Enrôlement
1988
En novembre 1988, deux jeunes femmes se tenaient fièrement sur le terrain de parade de la Base des Forces canadiennes (BFC) Cornwallis, leurs bottes brillant sous le soleil de l’automne, leur cœur rempli d’optimisme et de courage.
C’était l’instruction de base – la transformation intensive lors de laquelle les civils deviennent des soldats.
Pour les nouvelles recrues Nicole Crevier et Trudi Fontaine, cette période a également marqué le début d’une amitié de 37 ans qui allait résister aux épreuves de la vie militaire et à l’injustice de l’un des chapitres les plus sombres de l’histoire militaire du Canada : la Purge LGBT.
Un lien profond
Nicole Crevier (à gauche) et Trudy Fontaine avec une camarade à la BFC Cornwallis en 1989.
Les deux femmes s’étaient jointes aux forces en quête d’un but et d’un sentiment d’appartenance.
Dès le moment où elles se sont rencontrées, elles ont su que leur lien était spécial.
Elles sont devenues inséparables.
« Nous faisions tout ensemble. Nous avons été des âmes sœurs dès le début », affirme Mme Fontaine.
Alors qu’elles suivaient leur entraînement militaire, notamment l’entraînement lié à la condition physique et aux armes, elles ont rapidement compris qu’elles devaient cacher une partie importante de leur identité : leur sexualité.

_ _ _ _ _

Travail à réaliser >>
- 1) Dans l'extrait sur les deux recrues de la BFC Cornwallis, réécrivez le passage allant de « Dès le moment » jusqu'à « identité : leur sexualité. », en substituant « indissociables » à « inséparables ».
- 2) D'après l'extrait sur les deux recrues de la BFC Cornwallis, combien d'années a duré l'amitié née pendant l'instruction de base ?
- 3) Prolongez l'extrait sur les deux recrues de la BFC Cornwallis à partir de l'endroit où il s'arrête.

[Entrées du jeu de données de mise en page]
_ _ _ _ _

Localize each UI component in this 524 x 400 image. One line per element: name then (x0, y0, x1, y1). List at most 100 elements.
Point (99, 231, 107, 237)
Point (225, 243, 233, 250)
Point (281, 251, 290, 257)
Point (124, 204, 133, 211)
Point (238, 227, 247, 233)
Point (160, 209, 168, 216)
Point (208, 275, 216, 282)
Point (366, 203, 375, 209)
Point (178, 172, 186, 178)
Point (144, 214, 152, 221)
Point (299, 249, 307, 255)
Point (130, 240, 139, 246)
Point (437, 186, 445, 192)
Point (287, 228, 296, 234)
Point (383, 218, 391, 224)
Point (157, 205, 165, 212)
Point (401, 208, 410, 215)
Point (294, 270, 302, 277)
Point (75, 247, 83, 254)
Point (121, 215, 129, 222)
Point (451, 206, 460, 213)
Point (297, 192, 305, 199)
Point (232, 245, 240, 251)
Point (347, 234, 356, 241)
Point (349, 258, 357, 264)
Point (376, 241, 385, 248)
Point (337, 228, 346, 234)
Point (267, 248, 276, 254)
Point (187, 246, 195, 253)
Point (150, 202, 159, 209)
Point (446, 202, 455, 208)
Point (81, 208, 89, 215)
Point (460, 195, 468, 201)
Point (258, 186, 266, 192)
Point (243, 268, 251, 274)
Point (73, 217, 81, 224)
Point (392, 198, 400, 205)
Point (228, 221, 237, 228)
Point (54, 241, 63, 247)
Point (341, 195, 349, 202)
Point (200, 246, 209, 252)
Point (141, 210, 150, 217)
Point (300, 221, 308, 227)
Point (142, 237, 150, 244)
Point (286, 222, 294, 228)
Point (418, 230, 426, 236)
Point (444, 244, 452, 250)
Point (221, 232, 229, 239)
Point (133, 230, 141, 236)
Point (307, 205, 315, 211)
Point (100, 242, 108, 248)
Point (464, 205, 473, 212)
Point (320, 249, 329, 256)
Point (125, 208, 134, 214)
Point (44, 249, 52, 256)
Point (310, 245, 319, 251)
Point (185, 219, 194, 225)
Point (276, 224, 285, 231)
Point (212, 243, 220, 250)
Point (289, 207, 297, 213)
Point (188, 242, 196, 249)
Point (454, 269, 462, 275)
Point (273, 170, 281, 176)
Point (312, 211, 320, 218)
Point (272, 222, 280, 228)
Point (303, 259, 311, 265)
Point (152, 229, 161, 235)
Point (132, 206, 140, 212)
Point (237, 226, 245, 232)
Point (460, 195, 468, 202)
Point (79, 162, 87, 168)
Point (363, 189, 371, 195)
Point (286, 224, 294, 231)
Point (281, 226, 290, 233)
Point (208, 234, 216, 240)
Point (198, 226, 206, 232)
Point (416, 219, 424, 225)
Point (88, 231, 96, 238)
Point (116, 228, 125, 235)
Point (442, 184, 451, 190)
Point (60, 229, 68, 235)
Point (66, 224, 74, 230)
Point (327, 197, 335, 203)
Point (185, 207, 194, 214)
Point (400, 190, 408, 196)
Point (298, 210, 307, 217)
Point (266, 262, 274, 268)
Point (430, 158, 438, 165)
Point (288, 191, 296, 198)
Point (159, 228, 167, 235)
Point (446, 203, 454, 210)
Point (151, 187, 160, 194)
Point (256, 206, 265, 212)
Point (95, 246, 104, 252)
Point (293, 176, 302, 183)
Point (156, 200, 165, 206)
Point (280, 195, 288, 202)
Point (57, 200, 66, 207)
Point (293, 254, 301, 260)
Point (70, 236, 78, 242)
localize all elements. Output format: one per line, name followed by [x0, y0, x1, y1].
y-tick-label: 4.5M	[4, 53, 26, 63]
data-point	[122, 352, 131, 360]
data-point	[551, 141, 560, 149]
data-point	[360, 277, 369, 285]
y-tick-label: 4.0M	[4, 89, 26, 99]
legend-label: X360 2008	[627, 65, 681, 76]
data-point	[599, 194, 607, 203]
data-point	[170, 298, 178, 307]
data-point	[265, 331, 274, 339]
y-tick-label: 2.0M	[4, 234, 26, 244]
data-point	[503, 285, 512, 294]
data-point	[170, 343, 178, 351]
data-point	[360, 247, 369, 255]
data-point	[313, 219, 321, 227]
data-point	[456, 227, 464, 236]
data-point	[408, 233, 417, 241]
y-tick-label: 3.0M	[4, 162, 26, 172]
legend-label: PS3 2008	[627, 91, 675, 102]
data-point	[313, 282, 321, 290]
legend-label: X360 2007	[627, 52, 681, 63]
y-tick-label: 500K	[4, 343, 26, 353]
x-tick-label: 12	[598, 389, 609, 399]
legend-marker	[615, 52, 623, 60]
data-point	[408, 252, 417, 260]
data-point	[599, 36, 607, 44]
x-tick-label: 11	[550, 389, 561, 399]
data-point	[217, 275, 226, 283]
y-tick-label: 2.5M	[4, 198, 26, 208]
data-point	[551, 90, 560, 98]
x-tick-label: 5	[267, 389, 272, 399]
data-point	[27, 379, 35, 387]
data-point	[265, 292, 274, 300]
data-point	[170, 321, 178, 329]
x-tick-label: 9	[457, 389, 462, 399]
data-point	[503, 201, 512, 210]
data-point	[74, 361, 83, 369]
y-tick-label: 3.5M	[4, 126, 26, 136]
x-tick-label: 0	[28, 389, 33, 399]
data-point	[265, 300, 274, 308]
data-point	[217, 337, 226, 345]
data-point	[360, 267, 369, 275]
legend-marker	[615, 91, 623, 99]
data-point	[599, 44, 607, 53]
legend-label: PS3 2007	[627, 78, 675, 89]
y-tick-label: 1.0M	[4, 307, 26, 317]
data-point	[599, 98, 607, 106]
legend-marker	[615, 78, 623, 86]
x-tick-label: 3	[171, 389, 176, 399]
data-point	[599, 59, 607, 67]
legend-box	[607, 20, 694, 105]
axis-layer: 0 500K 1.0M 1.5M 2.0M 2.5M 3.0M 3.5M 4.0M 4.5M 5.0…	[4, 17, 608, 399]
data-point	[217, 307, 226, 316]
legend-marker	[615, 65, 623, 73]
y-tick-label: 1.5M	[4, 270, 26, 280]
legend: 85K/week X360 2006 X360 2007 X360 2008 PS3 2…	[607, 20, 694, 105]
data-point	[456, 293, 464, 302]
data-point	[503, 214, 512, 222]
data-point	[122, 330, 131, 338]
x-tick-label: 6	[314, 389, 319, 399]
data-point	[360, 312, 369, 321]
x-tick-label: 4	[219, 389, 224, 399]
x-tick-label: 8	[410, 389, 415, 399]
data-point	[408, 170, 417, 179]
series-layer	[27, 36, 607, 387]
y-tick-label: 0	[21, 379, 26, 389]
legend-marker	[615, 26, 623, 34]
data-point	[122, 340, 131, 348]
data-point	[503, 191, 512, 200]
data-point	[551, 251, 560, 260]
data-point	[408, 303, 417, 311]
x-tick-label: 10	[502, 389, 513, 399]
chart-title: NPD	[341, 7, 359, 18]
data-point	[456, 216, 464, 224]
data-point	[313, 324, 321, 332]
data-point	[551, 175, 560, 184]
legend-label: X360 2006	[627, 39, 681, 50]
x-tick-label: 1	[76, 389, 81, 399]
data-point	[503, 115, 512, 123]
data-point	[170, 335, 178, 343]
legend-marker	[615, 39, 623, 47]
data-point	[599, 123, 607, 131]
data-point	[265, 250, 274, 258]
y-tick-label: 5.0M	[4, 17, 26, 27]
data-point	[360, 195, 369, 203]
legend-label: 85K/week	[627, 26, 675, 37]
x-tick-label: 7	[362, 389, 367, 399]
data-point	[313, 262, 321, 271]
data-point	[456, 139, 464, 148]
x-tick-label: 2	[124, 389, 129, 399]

_ _ _ _ _

Résultats définitifs >>
- 1)
Dès le moment où elles se sont rencontrées, elles ont su que leur lien était spécial.
Elles sont devenues indissociables.
« Nous faisions tout ensemble. Nous avons été des âmes sœurs dès le début », affirme Mme Fontaine.
Alors qu’elles suivaient leur entraînement militaire, notamment l’entraînement lié à la condition physique et aux armes, elles ont rapidement compris qu’elles devaient cacher une partie importante de leur identité : leur sexualité.

- 2) 37 ans.

- 3)
Elles étaient toutes les deux homosexuelles, à une époque où être autre chose qu’hétérosexuel était fatal pour une carrière.
Entre les années 1950 et 1990, le gouvernement canadien a utilisé la surveillance, l’intimidation et les aveux forcés pour renvoyer les personnes LGBT de l’armée, de la GRC et de la fonction publique fédérale.
De fières soldates
Nicole Crevier et Trudy Fontaine avec une collègue militaire faisant du patin à glace à la fin des années 1980.
Mme Fontaine et Mme Crevier étaient de fières soldates qui recevaient des critiques élogieuses. Mme Fontaine a obtenu son diplôme de Cornwallis en février 1989; elle s’est classée en deuxième position pour l’obtention de l’Écusson du commandant (meilleure recrue) et a remporté le prix de la condition physique chez les femmes. Mme Crevier a obtenu son diplôme le même mois et les deux ont rejoint la BFC Kingston afin de commencer sa formation en électronique axée sur le rendement (FEAR).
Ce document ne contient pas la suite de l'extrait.